EXERCISE DIRECTIONS
Read the material below. Count the lines containing "values" and give that count alone.

MATERIALS PROVIDED
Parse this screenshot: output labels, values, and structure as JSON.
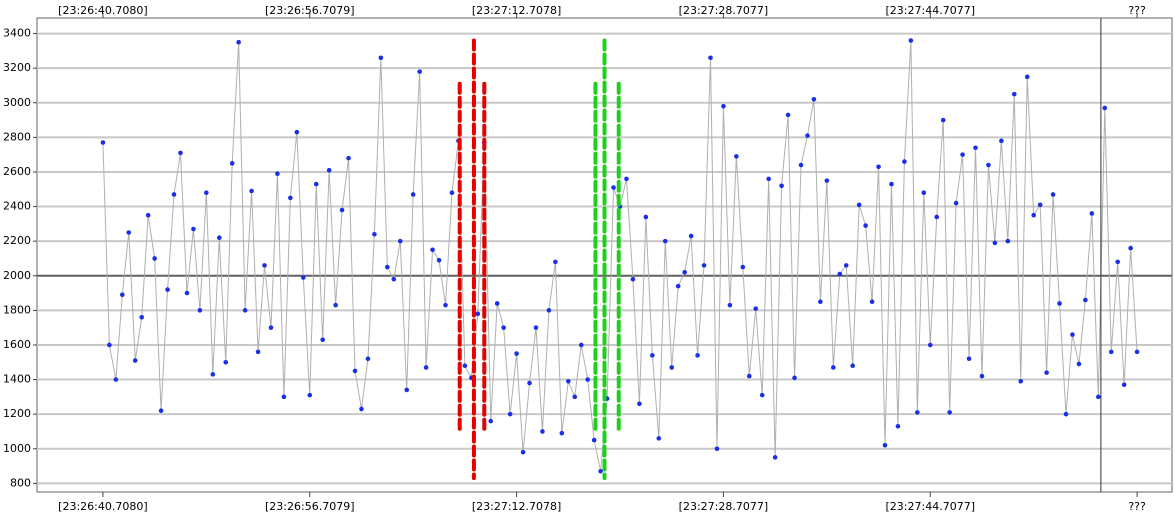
{
  "chart_data": {
    "type": "scatter",
    "series": [
      {
        "color": "#1a2fe8",
        "line_color": "#b0b0b0",
        "x": [
          0,
          0.5,
          1,
          1.5,
          2,
          2.5,
          3,
          3.5,
          4,
          4.5,
          5,
          5.5,
          6,
          6.5,
          7,
          7.5,
          8,
          8.5,
          9,
          9.5,
          10,
          10.5,
          11,
          11.5,
          12,
          12.5,
          13,
          13.5,
          14,
          14.5,
          15,
          15.5,
          16,
          16.5,
          17,
          17.5,
          18,
          18.5,
          19,
          19.5,
          20,
          20.5,
          21,
          21.5,
          22,
          22.5,
          23,
          23.5,
          24,
          24.5,
          25,
          25.5,
          26,
          26.5,
          27,
          27.5,
          28,
          28.5,
          29,
          29.5,
          30,
          30.5,
          31,
          31.5,
          32,
          32.5,
          33,
          33.5,
          34,
          34.5,
          35,
          35.5,
          36,
          36.5,
          37,
          37.5,
          38,
          38.5,
          39,
          39.5,
          40,
          40.5,
          41,
          41.5,
          42,
          42.5,
          43,
          43.5,
          44,
          44.5,
          45,
          45.5,
          46,
          46.5,
          47,
          47.5,
          48,
          48.5,
          49,
          49.5,
          50,
          50.5,
          51,
          51.5,
          52,
          52.5,
          53,
          53.5,
          54,
          54.5,
          55,
          55.5,
          56,
          56.5,
          57,
          57.5,
          58,
          58.5,
          59,
          59.5,
          60,
          60.5,
          61,
          61.5,
          62,
          62.5,
          63,
          63.5,
          64,
          64.5,
          65,
          65.5,
          66,
          66.5,
          67,
          67.5,
          68,
          68.5,
          69,
          69.5,
          70,
          70.5,
          71,
          71.5,
          72,
          72.5,
          73,
          73.5,
          74,
          74.5,
          75,
          75.5,
          76,
          76.5,
          77,
          77.5,
          78,
          78.5,
          79,
          79.5,
          80
        ],
        "values": [
          2770,
          1600,
          1400,
          1890,
          2250,
          1510,
          1760,
          2350,
          2100,
          1220,
          1920,
          2470,
          2710,
          1900,
          2270,
          1800,
          2480,
          1430,
          2220,
          1500,
          2650,
          3350,
          1800,
          2490,
          1560,
          2060,
          1700,
          2590,
          1300,
          2450,
          2830,
          1990,
          1310,
          2530,
          1630,
          2610,
          1830,
          2380,
          2680,
          1450,
          1230,
          1520,
          2240,
          3260,
          2050,
          1980,
          2200,
          1340,
          2470,
          3180,
          1470,
          2150,
          2090,
          1830,
          2480,
          2780,
          1480,
          1410,
          1780,
          2770,
          1160,
          1840,
          1700,
          1200,
          1550,
          980,
          1380,
          1700,
          1100,
          1800,
          2080,
          1090,
          1390,
          1300,
          1600,
          1400,
          1050,
          870,
          1290,
          2510,
          2400,
          2560,
          1980,
          1260,
          2340,
          1540,
          1060,
          2200,
          1470,
          1940,
          2020,
          2230,
          1540,
          2060,
          3260,
          1000,
          2980,
          1830,
          2690,
          2050,
          1420,
          1810,
          1310,
          2560,
          950,
          2520,
          2930,
          1410,
          2640,
          2810,
          3020,
          1850,
          2550,
          1470,
          2010,
          2060,
          1480,
          2410,
          2290,
          1850,
          2630,
          1020,
          2530,
          1130,
          2660,
          3360,
          1210,
          2480,
          1600,
          2340,
          2900,
          1210,
          2420,
          2700,
          1520,
          2740,
          1420,
          2640,
          2190,
          2780,
          2200,
          3050,
          1390,
          3150,
          2350,
          2410,
          1440,
          2470,
          1840,
          1200,
          1660,
          1490,
          1860,
          2360,
          1300,
          2970,
          1560,
          2080,
          1370,
          2160,
          1560
        ]
      }
    ],
    "xlim": [
      -5.1,
      82.7
    ],
    "xticks": [
      {
        "value": 0,
        "label": "[23:26:40.7080]"
      },
      {
        "value": 16,
        "label": "[23:26:56.7079]"
      },
      {
        "value": 32,
        "label": "[23:27:12.7078]"
      },
      {
        "value": 48,
        "label": "[23:27:28.7077]"
      },
      {
        "value": 64,
        "label": "[23:27:44.7077]"
      },
      {
        "value": 80,
        "label": "???"
      }
    ],
    "ylim": [
      750,
      3490
    ],
    "yticks": [
      800,
      1000,
      1200,
      1400,
      1600,
      1800,
      2000,
      2200,
      2400,
      2600,
      2800,
      3000,
      3200,
      3400
    ],
    "grid": true,
    "reference_line": 2000,
    "markers": [
      {
        "x": 27.6,
        "y": [
          1090,
          3110
        ],
        "color": "#e60000"
      },
      {
        "x": 28.7,
        "y": [
          830,
          3360
        ],
        "color": "#e60000"
      },
      {
        "x": 29.5,
        "y": [
          1090,
          3110
        ],
        "color": "#e60000"
      },
      {
        "x": 38.1,
        "y": [
          1090,
          3110
        ],
        "color": "#1ed01e"
      },
      {
        "x": 38.8,
        "y": [
          830,
          3360
        ],
        "color": "#1ed01e"
      },
      {
        "x": 39.9,
        "y": [
          1090,
          3110
        ],
        "color": "#1ed01e"
      }
    ],
    "cursor": 77.2
  }
}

RESULT
2